**SHORT TASK:**
Copy each item below line for line, keeping every character the same.

**ROWS:**
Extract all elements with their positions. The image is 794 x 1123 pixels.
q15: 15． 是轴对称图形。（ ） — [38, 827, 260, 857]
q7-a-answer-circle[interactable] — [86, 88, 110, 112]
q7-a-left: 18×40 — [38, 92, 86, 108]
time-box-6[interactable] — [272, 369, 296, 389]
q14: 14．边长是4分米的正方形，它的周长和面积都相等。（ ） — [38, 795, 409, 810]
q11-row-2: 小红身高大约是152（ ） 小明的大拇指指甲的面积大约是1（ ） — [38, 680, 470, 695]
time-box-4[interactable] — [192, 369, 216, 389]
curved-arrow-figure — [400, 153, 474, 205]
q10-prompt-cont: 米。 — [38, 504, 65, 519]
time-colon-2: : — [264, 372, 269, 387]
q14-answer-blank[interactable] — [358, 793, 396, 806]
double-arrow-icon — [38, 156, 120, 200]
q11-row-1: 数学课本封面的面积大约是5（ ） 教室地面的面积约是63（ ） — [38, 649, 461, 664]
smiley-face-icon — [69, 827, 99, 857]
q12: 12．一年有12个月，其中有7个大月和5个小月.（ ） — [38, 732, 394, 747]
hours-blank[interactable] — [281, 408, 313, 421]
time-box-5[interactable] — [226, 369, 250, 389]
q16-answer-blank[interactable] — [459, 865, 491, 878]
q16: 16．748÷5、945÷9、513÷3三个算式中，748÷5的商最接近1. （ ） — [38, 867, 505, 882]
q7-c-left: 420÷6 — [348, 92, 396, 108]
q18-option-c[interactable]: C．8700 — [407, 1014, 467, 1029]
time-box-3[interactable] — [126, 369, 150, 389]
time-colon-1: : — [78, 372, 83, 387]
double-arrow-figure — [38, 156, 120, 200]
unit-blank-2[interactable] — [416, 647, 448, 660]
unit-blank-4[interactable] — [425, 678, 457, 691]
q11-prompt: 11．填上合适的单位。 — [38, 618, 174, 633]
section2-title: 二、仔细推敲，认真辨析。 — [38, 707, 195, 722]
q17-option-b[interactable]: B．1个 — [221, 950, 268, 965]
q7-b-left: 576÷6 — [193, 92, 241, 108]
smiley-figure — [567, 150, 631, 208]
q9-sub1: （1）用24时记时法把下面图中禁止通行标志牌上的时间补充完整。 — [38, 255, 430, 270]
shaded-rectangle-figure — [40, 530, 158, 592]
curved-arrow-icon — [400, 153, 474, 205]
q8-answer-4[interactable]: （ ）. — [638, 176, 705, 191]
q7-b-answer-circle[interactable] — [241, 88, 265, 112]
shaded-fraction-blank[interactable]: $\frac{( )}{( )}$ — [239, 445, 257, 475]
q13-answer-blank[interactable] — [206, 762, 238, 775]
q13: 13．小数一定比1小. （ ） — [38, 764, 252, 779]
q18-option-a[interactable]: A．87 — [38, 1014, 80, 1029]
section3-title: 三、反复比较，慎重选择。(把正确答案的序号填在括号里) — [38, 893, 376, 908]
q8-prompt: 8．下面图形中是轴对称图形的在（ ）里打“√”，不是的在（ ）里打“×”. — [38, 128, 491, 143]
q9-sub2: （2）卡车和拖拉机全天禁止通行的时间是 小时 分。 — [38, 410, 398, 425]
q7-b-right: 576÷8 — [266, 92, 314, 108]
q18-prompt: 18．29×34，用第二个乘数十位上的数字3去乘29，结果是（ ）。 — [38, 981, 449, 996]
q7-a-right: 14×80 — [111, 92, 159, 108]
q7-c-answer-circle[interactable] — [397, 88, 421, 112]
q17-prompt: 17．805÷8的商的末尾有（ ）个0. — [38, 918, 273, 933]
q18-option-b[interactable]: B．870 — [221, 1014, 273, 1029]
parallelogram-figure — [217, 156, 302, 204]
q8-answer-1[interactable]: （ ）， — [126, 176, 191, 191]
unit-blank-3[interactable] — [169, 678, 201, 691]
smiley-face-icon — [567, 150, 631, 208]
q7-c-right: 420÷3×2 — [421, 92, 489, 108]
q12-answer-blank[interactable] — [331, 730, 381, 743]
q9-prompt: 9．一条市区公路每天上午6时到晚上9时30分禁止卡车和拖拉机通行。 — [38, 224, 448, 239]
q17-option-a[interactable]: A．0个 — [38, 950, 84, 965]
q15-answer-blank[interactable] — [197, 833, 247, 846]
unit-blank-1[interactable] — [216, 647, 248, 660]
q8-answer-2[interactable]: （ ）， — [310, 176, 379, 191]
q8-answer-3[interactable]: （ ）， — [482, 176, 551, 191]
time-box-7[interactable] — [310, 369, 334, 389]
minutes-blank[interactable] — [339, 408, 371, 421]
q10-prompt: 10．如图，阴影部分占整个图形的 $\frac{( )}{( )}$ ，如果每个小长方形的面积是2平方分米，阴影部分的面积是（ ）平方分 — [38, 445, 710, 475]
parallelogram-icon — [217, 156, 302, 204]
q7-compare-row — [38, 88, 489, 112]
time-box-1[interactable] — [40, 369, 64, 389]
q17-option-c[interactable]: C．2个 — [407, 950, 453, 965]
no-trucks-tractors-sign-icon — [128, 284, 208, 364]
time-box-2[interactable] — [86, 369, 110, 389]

**SOLUTION:**
Extract all elements with their positions. The image is 794 x 1123 pixels.
q15: 15． 是轴对称图形。（ ） — [38, 827, 260, 857]
q7-a-answer-circle[interactable] — [86, 88, 110, 112]
q7-a-left: 18×40 — [38, 92, 86, 108]
time-box-6[interactable] — [272, 369, 296, 389]
q14: 14．边长是4分米的正方形，它的周长和面积都相等。（ ） — [38, 795, 409, 810]
q11-row-2: 小红身高大约是152（ ） 小明的大拇指指甲的面积大约是1（ ） — [38, 680, 470, 695]
time-box-4[interactable] — [192, 369, 216, 389]
curved-arrow-figure — [400, 153, 474, 205]
q10-prompt-cont: 米。 — [38, 504, 65, 519]
time-colon-2: : — [264, 372, 269, 387]
q14-answer-blank[interactable] — [358, 793, 396, 806]
double-arrow-icon — [38, 156, 120, 200]
q11-row-1: 数学课本封面的面积大约是5（ ） 教室地面的面积约是63（ ） — [38, 649, 461, 664]
smiley-face-icon — [69, 827, 99, 857]
q12: 12．一年有12个月，其中有7个大月和5个小月.（ ） — [38, 732, 394, 747]
hours-blank[interactable] — [281, 408, 313, 421]
time-box-5[interactable] — [226, 369, 250, 389]
q16-answer-blank[interactable] — [459, 865, 491, 878]
q16: 16．748÷5、945÷9、513÷3三个算式中，748÷5的商最接近1. （ ） — [38, 867, 505, 882]
q7-c-left: 420÷6 — [348, 92, 396, 108]
q18-option-c[interactable]: C．8700 — [407, 1014, 467, 1029]
time-box-3[interactable] — [126, 369, 150, 389]
time-colon-1: : — [78, 372, 83, 387]
double-arrow-figure — [38, 156, 120, 200]
unit-blank-2[interactable] — [416, 647, 448, 660]
unit-blank-4[interactable] — [425, 678, 457, 691]
q11-prompt: 11．填上合适的单位。 — [38, 618, 174, 633]
section2-title: 二、仔细推敲，认真辨析。 — [38, 707, 195, 722]
q17-option-b[interactable]: B．1个 — [221, 950, 268, 965]
q7-b-left: 576÷6 — [193, 92, 241, 108]
smiley-figure — [567, 150, 631, 208]
q9-sub1: （1）用24时记时法把下面图中禁止通行标志牌上的时间补充完整。 — [38, 255, 430, 270]
shaded-rectangle-figure — [40, 530, 158, 592]
curved-arrow-icon — [400, 153, 474, 205]
q8-answer-4[interactable]: （ ）. — [638, 176, 705, 191]
q7-b-answer-circle[interactable] — [241, 88, 265, 112]
shaded-fraction-blank[interactable]: $\frac{( )}{( )}$ — [239, 445, 257, 475]
q13-answer-blank[interactable] — [206, 762, 238, 775]
q13: 13．小数一定比1小. （ ） — [38, 764, 252, 779]
q18-option-a[interactable]: A．87 — [38, 1014, 80, 1029]
section3-title: 三、反复比较，慎重选择。(把正确答案的序号填在括号里) — [38, 893, 376, 908]
q8-prompt: 8．下面图形中是轴对称图形的在（ ）里打“√”，不是的在（ ）里打“×”. — [38, 128, 491, 143]
q9-sub2: （2）卡车和拖拉机全天禁止通行的时间是 小时 分。 — [38, 410, 398, 425]
q7-b-right: 576÷8 — [266, 92, 314, 108]
q18-prompt: 18．29×34，用第二个乘数十位上的数字3去乘29，结果是（ ）。 — [38, 981, 449, 996]
q7-a-right: 14×80 — [111, 92, 159, 108]
q7-c-answer-circle[interactable] — [397, 88, 421, 112]
q17-prompt: 17．805÷8的商的末尾有（ ）个0. — [38, 918, 273, 933]
q18-option-b[interactable]: B．870 — [221, 1014, 273, 1029]
parallelogram-figure — [217, 156, 302, 204]
q8-answer-1[interactable]: （ ）， — [126, 176, 191, 191]
unit-blank-3[interactable] — [169, 678, 201, 691]
smiley-face-icon — [567, 150, 631, 208]
q7-c-right: 420÷3×2 — [421, 92, 489, 108]
q12-answer-blank[interactable] — [331, 730, 381, 743]
q9-prompt: 9．一条市区公路每天上午6时到晚上9时30分禁止卡车和拖拉机通行。 — [38, 224, 448, 239]
q17-option-a[interactable]: A．0个 — [38, 950, 84, 965]
q15-answer-blank[interactable] — [197, 833, 247, 846]
unit-blank-1[interactable] — [216, 647, 248, 660]
q8-answer-2[interactable]: （ ）， — [310, 176, 379, 191]
q8-answer-3[interactable]: （ ）， — [482, 176, 551, 191]
time-box-7[interactable] — [310, 369, 334, 389]
minutes-blank[interactable] — [339, 408, 371, 421]
q10-prompt: 10．如图，阴影部分占整个图形的 $\frac{( )}{( )}$ ，如果每个小长方形的面积是2平方分米，阴影部分的面积是（ ）平方分 — [38, 445, 710, 475]
parallelogram-icon — [217, 156, 302, 204]
q7-compare-row — [38, 88, 489, 112]
time-box-1[interactable] — [40, 369, 64, 389]
q17-option-c[interactable]: C．2个 — [407, 950, 453, 965]
no-trucks-tractors-sign-icon — [128, 284, 208, 364]
time-box-2[interactable] — [86, 369, 110, 389]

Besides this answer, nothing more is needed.